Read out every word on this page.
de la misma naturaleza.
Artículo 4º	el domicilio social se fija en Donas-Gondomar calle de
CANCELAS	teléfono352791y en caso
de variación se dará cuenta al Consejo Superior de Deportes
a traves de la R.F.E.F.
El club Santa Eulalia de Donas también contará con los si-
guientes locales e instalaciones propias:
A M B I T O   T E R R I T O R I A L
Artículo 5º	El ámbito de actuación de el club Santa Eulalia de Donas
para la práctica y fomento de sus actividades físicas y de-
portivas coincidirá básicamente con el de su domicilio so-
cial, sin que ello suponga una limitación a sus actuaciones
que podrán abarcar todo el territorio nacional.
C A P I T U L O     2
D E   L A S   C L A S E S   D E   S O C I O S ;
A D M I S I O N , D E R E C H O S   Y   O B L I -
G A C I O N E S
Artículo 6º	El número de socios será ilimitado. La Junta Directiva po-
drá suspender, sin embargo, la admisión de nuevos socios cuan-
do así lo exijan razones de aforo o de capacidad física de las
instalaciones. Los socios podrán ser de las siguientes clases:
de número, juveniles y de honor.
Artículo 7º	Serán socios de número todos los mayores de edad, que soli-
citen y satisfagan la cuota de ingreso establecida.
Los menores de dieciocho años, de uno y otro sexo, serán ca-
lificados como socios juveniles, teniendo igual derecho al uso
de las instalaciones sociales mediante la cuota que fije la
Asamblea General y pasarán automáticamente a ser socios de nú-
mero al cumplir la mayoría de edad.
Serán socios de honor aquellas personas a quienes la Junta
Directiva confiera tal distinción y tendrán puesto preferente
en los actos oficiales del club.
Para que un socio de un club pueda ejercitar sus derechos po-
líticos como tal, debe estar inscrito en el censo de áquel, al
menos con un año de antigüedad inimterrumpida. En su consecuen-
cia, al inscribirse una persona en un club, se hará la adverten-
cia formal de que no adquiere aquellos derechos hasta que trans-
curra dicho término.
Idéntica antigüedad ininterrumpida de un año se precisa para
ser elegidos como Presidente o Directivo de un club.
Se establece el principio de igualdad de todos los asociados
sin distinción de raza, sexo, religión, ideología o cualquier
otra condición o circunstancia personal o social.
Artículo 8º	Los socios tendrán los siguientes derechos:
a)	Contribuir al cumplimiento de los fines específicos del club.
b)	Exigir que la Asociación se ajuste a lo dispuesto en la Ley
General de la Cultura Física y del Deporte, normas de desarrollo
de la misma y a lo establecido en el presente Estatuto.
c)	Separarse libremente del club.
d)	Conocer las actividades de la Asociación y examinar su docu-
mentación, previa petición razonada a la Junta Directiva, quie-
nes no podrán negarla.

- **PROBLEM REQUIREMENTS**
Write the material out exactly, with nothing left out.

- **EXPECTED ANSWER**
Read out every word on this page.
de la misma naturaleza.
Artículo 4º	el domicilio social se fija en Donas-Gondomar calle de
CANCELAS	teléfono352791y en caso
de variación se dará cuenta al Consejo Superior de Deportes
a traves de la R.F.E.F.
El club Santa Eulalia de Donas también contará con los si-
guientes locales e instalaciones propias:
A M B I T O   T E R R I T O R I A L
Artículo 5º	El ámbito de actuación de el club Santa Eulalia de Donas
para la práctica y fomento de sus actividades físicas y de-
portivas coincidirá básicamente con el de su domicilio so-
cial, sin que ello suponga una limitación a sus actuaciones
que podrán abarcar todo el territorio nacional.
C A P I T U L O     2
D E   L A S   C L A S E S   D E   S O C I O S ;
A D M I S I O N , D E R E C H O S   Y   O B L I -
G A C I O N E S
Artículo 6º	El número de socios será ilimitado. La Junta Directiva po-
drá suspender, sin embargo, la admisión de nuevos socios cuan-
do así lo exijan razones de aforo o de capacidad física de las
instalaciones. Los socios podrán ser de las siguientes clases:
de número, juveniles y de honor.
Artículo 7º	Serán socios de número todos los mayores de edad, que soli-
citen y satisfagan la cuota de ingreso establecida.
Los menores de dieciocho años, de uno y otro sexo, serán ca-
lificados como socios juveniles, teniendo igual derecho al uso
de las instalaciones sociales mediante la cuota que fije la
Asamblea General y pasarán automáticamente a ser socios de nú-
mero al cumplir la mayoría de edad.
Serán socios de honor aquellas personas a quienes la Junta
Directiva confiera tal distinción y tendrán puesto preferente
en los actos oficiales del club.
Para que un socio de un club pueda ejercitar sus derechos po-
líticos como tal, debe estar inscrito en el censo de áquel, al
menos con un año de antigüedad inimterrumpida. En su consecuen-
cia, al inscribirse una persona en un club, se hará la adverten-
cia formal de que no adquiere aquellos derechos hasta que trans-
curra dicho término.
Idéntica antigüedad ininterrumpida de un año se precisa para
ser elegidos como Presidente o Directivo de un club.
Se establece el principio de igualdad de todos los asociados
sin distinción de raza, sexo, religión, ideología o cualquier
otra condición o circunstancia personal o social.
Artículo 8º	Los socios tendrán los siguientes derechos:
a)	Contribuir al cumplimiento de los fines específicos del club.
b)	Exigir que la Asociación se ajuste a lo dispuesto en la Ley
General de la Cultura Física y del Deporte, normas de desarrollo
de la misma y a lo establecido en el presente Estatuto.
c)	Separarse libremente del club.
d)	Conocer las actividades de la Asociación y examinar su docu-
mentación, previa petición razonada a la Junta Directiva, quie-
nes no podrán negarla.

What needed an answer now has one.